--- Work to be completed ---
Entries follow. Set all of them down as they stand.

--- Material for the task ---

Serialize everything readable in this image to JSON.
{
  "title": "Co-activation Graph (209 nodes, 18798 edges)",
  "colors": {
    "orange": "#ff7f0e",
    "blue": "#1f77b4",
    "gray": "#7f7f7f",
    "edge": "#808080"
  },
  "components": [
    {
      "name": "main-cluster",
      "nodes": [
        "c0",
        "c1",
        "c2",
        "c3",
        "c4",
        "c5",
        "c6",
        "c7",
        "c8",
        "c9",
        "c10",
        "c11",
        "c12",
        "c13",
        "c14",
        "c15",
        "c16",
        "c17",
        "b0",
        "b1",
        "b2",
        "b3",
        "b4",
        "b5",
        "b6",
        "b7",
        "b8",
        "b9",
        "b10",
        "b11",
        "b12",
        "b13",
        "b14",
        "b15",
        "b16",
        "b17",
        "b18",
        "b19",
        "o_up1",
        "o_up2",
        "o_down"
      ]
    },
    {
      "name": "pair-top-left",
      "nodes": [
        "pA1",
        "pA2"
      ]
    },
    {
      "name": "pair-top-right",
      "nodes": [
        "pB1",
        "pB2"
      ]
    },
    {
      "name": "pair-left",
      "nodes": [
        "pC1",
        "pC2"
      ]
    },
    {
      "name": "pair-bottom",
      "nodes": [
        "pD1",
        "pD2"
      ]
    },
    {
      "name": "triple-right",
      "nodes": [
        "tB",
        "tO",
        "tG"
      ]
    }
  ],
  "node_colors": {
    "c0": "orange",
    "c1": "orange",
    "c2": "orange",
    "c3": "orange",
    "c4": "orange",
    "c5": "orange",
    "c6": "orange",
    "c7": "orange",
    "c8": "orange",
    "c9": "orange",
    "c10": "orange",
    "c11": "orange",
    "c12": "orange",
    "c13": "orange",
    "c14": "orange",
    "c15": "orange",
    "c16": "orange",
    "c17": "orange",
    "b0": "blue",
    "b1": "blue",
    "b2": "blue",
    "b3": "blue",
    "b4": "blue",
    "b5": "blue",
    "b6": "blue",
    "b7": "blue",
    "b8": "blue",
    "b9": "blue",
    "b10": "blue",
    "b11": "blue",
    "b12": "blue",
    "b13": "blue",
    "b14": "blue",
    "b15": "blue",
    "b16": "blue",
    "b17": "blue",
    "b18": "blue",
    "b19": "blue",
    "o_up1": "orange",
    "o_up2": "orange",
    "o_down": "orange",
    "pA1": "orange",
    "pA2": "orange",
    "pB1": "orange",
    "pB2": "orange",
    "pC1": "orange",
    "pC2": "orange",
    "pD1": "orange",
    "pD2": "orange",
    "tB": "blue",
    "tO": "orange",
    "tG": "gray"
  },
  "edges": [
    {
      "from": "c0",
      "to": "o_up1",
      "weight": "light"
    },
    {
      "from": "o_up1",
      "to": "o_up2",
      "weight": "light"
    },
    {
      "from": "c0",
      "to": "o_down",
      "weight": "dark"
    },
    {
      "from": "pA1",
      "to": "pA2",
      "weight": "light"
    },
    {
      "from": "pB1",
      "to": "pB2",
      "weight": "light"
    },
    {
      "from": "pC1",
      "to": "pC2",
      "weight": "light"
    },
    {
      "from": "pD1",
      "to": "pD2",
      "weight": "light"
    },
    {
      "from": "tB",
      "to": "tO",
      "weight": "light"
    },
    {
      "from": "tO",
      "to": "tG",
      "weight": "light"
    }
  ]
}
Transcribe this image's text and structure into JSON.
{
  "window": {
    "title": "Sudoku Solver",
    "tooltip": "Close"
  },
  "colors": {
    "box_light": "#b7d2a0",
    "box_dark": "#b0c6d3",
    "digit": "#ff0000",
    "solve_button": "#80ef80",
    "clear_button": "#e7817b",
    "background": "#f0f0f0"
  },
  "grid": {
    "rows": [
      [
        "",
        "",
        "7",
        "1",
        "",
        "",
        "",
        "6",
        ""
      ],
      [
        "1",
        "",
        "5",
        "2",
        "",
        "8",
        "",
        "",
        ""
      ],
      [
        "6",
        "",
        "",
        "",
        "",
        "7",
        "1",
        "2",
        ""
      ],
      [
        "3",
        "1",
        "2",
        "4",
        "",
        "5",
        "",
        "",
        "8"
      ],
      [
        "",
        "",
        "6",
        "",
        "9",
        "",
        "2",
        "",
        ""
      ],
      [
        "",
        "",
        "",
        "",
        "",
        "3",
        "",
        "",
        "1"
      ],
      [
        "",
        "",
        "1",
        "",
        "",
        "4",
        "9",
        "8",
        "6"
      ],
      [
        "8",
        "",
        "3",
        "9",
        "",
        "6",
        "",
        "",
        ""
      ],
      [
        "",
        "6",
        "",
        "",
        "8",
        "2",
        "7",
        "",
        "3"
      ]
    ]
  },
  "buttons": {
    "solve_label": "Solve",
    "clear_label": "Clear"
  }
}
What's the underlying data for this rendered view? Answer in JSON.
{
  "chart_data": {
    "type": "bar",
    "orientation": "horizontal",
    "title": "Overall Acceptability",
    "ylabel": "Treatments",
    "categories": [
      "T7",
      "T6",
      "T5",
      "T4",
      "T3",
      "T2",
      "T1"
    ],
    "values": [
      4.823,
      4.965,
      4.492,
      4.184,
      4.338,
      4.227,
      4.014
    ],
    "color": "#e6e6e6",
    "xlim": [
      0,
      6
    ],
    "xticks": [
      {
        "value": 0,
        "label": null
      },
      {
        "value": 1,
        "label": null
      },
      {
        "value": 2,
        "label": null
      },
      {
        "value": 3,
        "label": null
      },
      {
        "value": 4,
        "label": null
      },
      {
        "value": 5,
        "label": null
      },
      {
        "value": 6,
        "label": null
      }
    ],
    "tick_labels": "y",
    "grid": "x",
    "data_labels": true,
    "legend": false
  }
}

--- Finished answer ---
Serialize everything readable in this image to JSON.
{
  "title": "Co-activation Graph (209 nodes, 18798 edges)",
  "colors": {
    "orange": "#ff7f0e",
    "blue": "#1f77b4",
    "gray": "#7f7f7f",
    "edge": "#808080"
  },
  "components": [
    {
      "name": "main-cluster",
      "nodes": [
        "c0",
        "c1",
        "c2",
        "c3",
        "c4",
        "c5",
        "c6",
        "c7",
        "c8",
        "c9",
        "c10",
        "c11",
        "c12",
        "c13",
        "c14",
        "c15",
        "c16",
        "c17",
        "b0",
        "b1",
        "b2",
        "b3",
        "b4",
        "b5",
        "b6",
        "b7",
        "b8",
        "b9",
        "b10",
        "b11",
        "b12",
        "b13",
        "b14",
        "b15",
        "b16",
        "b17",
        "b18",
        "b19",
        "o_up1",
        "o_up2",
        "o_down"
      ]
    },
    {
      "name": "pair-top-left",
      "nodes": [
        "pA1",
        "pA2"
      ]
    },
    {
      "name": "pair-top-right",
      "nodes": [
        "pB1",
        "pB2"
      ]
    },
    {
      "name": "pair-left",
      "nodes": [
        "pC1",
        "pC2"
      ]
    },
    {
      "name": "pair-bottom",
      "nodes": [
        "pD1",
        "pD2"
      ]
    },
    {
      "name": "triple-right",
      "nodes": [
        "tB",
        "tO",
        "tG"
      ]
    }
  ],
  "node_colors": {
    "c0": "orange",
    "c1": "orange",
    "c2": "orange",
    "c3": "orange",
    "c4": "orange",
    "c5": "orange",
    "c6": "orange",
    "c7": "orange",
    "c8": "orange",
    "c9": "orange",
    "c10": "orange",
    "c11": "orange",
    "c12": "orange",
    "c13": "orange",
    "c14": "orange",
    "c15": "orange",
    "c16": "orange",
    "c17": "orange",
    "b0": "blue",
    "b1": "blue",
    "b2": "blue",
    "b3": "blue",
    "b4": "blue",
    "b5": "blue",
    "b6": "blue",
    "b7": "blue",
    "b8": "blue",
    "b9": "blue",
    "b10": "blue",
    "b11": "blue",
    "b12": "blue",
    "b13": "blue",
    "b14": "blue",
    "b15": "blue",
    "b16": "blue",
    "b17": "blue",
    "b18": "blue",
    "b19": "blue",
    "o_up1": "orange",
    "o_up2": "orange",
    "o_down": "orange",
    "pA1": "orange",
    "pA2": "orange",
    "pB1": "orange",
    "pB2": "orange",
    "pC1": "orange",
    "pC2": "orange",
    "pD1": "orange",
    "pD2": "orange",
    "tB": "blue",
    "tO": "orange",
    "tG": "gray"
  },
  "edges": [
    {
      "from": "c0",
      "to": "o_up1",
      "weight": "light"
    },
    {
      "from": "o_up1",
      "to": "o_up2",
      "weight": "light"
    },
    {
      "from": "c0",
      "to": "o_down",
      "weight": "dark"
    },
    {
      "from": "pA1",
      "to": "pA2",
      "weight": "light"
    },
    {
      "from": "pB1",
      "to": "pB2",
      "weight": "light"
    },
    {
      "from": "pC1",
      "to": "pC2",
      "weight": "light"
    },
    {
      "from": "pD1",
      "to": "pD2",
      "weight": "light"
    },
    {
      "from": "tB",
      "to": "tO",
      "weight": "light"
    },
    {
      "from": "tO",
      "to": "tG",
      "weight": "light"
    }
  ]
}
Transcribe this image's text and structure into JSON.
{
  "window": {
    "title": "Sudoku Solver",
    "tooltip": "Close"
  },
  "colors": {
    "box_light": "#b7d2a0",
    "box_dark": "#b0c6d3",
    "digit": "#ff0000",
    "solve_button": "#80ef80",
    "clear_button": "#e7817b",
    "background": "#f0f0f0"
  },
  "grid": {
    "rows": [
      [
        "",
        "",
        "7",
        "1",
        "",
        "",
        "",
        "6",
        ""
      ],
      [
        "1",
        "",
        "5",
        "2",
        "",
        "8",
        "",
        "",
        ""
      ],
      [
        "6",
        "",
        "",
        "",
        "",
        "7",
        "1",
        "2",
        ""
      ],
      [
        "3",
        "1",
        "2",
        "4",
        "",
        "5",
        "",
        "",
        "8"
      ],
      [
        "",
        "",
        "6",
        "",
        "9",
        "",
        "2",
        "",
        ""
      ],
      [
        "",
        "",
        "",
        "",
        "",
        "3",
        "",
        "",
        "1"
      ],
      [
        "",
        "",
        "1",
        "",
        "",
        "4",
        "9",
        "8",
        "6"
      ],
      [
        "8",
        "",
        "3",
        "9",
        "",
        "6",
        "",
        "",
        ""
      ],
      [
        "",
        "6",
        "",
        "",
        "8",
        "2",
        "7",
        "",
        "3"
      ]
    ]
  },
  "buttons": {
    "solve_label": "Solve",
    "clear_label": "Clear"
  }
}
What's the underlying data for this rendered view? Answer in JSON.
{
  "chart_data": {
    "type": "bar",
    "orientation": "horizontal",
    "title": "Overall Acceptability",
    "ylabel": "Treatments",
    "categories": [
      "T7",
      "T6",
      "T5",
      "T4",
      "T3",
      "T2",
      "T1"
    ],
    "values": [
      4.823,
      4.965,
      4.492,
      4.184,
      4.338,
      4.227,
      4.014
    ],
    "color": "#e6e6e6",
    "xlim": [
      0,
      6
    ],
    "xticks": [
      {
        "value": 0,
        "label": null
      },
      {
        "value": 1,
        "label": null
      },
      {
        "value": 2,
        "label": null
      },
      {
        "value": 3,
        "label": null
      },
      {
        "value": 4,
        "label": null
      },
      {
        "value": 5,
        "label": null
      },
      {
        "value": 6,
        "label": null
      }
    ],
    "tick_labels": "y",
    "grid": "x",
    "data_labels": true,
    "legend": false
  }
}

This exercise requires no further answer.